SHORT TASK =>
Copy out the whole listing exactly as written, leaving the pictures behind.

RECORDS PROVIDED =>
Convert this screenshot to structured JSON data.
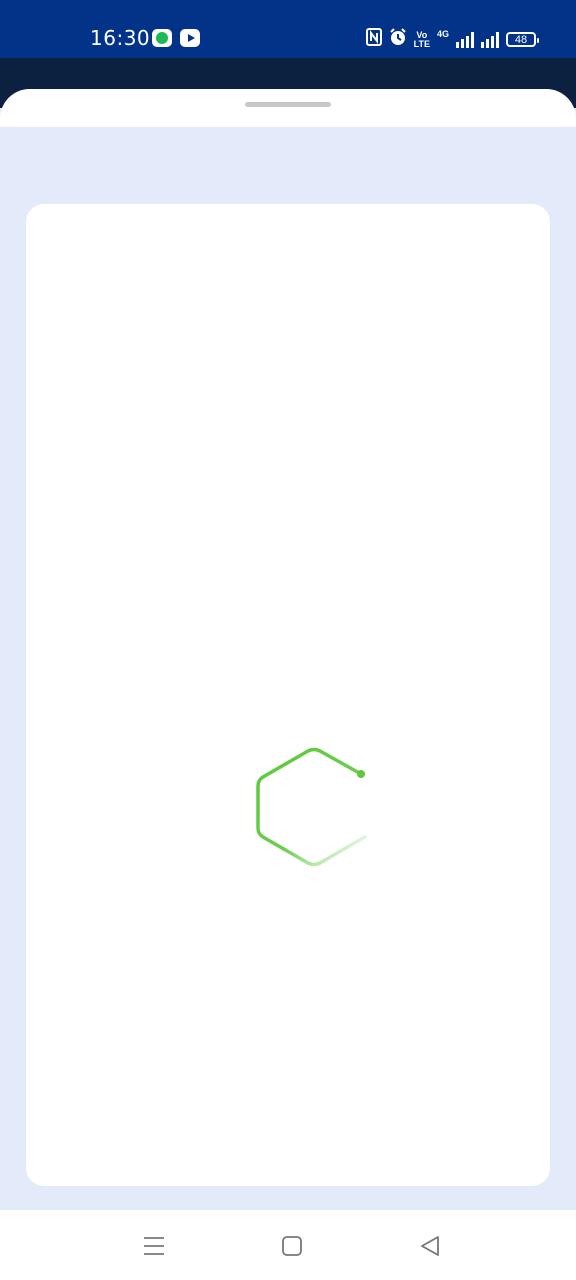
{
  "status_bar": {
    "time": "16:30",
    "app_icons": [
      "spotify-icon",
      "youtube-icon"
    ],
    "system_icons": [
      "nfc-icon",
      "alarm-icon",
      "volte-icon",
      "signal-4g-icon",
      "signal-icon",
      "battery-icon"
    ],
    "volte_top": "Vo",
    "volte_bottom": "LTE",
    "network_type": "4G",
    "battery_level": "48"
  },
  "colors": {
    "status_bar_bg": "#023388",
    "page_bg": "#e3eaf9",
    "spinner_accent": "#5cc83a"
  },
  "loading_spinner": {
    "icon": "hexagon-spinner-icon"
  },
  "nav_bar": {
    "buttons": [
      "menu-icon",
      "home-icon",
      "back-icon"
    ]
  }
}
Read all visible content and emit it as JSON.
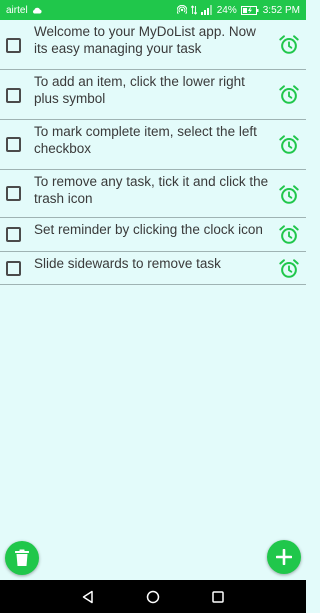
{
  "status_bar": {
    "carrier": "airtel",
    "battery_percent": "24%",
    "time": "3:52 PM"
  },
  "tasks": [
    {
      "text": "Welcome to your MyDoList app. Now its easy managing your task",
      "checked": false
    },
    {
      "text": "To add an item, click the lower right plus symbol",
      "checked": false
    },
    {
      "text": "To mark complete item, select the left checkbox",
      "checked": false
    },
    {
      "text": "To remove any task, tick it and click the trash icon",
      "checked": false
    },
    {
      "text": "Set reminder by clicking the clock icon",
      "checked": false
    },
    {
      "text": "Slide sidewards to remove task",
      "checked": false
    }
  ],
  "colors": {
    "accent": "#20C74B",
    "background": "#E3FBFA",
    "divider": "#9fb3b3",
    "text": "#3a3a3a"
  },
  "icons": {
    "reminder": "alarm-clock-icon",
    "delete": "trash-icon",
    "add": "plus-icon",
    "nav_back": "back-triangle-icon",
    "nav_home": "home-circle-icon",
    "nav_recents": "recents-square-icon"
  }
}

SOLUTION TO THE PROBLEM =>
Convert this screenshot to structured JSON data.
{
  "status_bar": {
    "time": "16:30",
    "app_icons": [
      "spotify-icon",
      "youtube-icon"
    ],
    "system_icons": [
      "nfc-icon",
      "alarm-icon",
      "volte-icon",
      "signal-4g-icon",
      "signal-icon",
      "battery-icon"
    ],
    "volte_top": "Vo",
    "volte_bottom": "LTE",
    "network_type": "4G",
    "battery_level": "48"
  },
  "colors": {
    "status_bar_bg": "#023388",
    "page_bg": "#e3eaf9",
    "spinner_accent": "#5cc83a"
  },
  "loading_spinner": {
    "icon": "hexagon-spinner-icon"
  },
  "nav_bar": {
    "buttons": [
      "menu-icon",
      "home-icon",
      "back-icon"
    ]
  }
}
Read all visible content and emit it as JSON.
{
  "status_bar": {
    "carrier": "airtel",
    "battery_percent": "24%",
    "time": "3:52 PM"
  },
  "tasks": [
    {
      "text": "Welcome to your MyDoList app. Now its easy managing your task",
      "checked": false
    },
    {
      "text": "To add an item, click the lower right plus symbol",
      "checked": false
    },
    {
      "text": "To mark complete item, select the left checkbox",
      "checked": false
    },
    {
      "text": "To remove any task, tick it and click the trash icon",
      "checked": false
    },
    {
      "text": "Set reminder by clicking the clock icon",
      "checked": false
    },
    {
      "text": "Slide sidewards to remove task",
      "checked": false
    }
  ],
  "colors": {
    "accent": "#20C74B",
    "background": "#E3FBFA",
    "divider": "#9fb3b3",
    "text": "#3a3a3a"
  },
  "icons": {
    "reminder": "alarm-clock-icon",
    "delete": "trash-icon",
    "add": "plus-icon",
    "nav_back": "back-triangle-icon",
    "nav_home": "home-circle-icon",
    "nav_recents": "recents-square-icon"
  }
}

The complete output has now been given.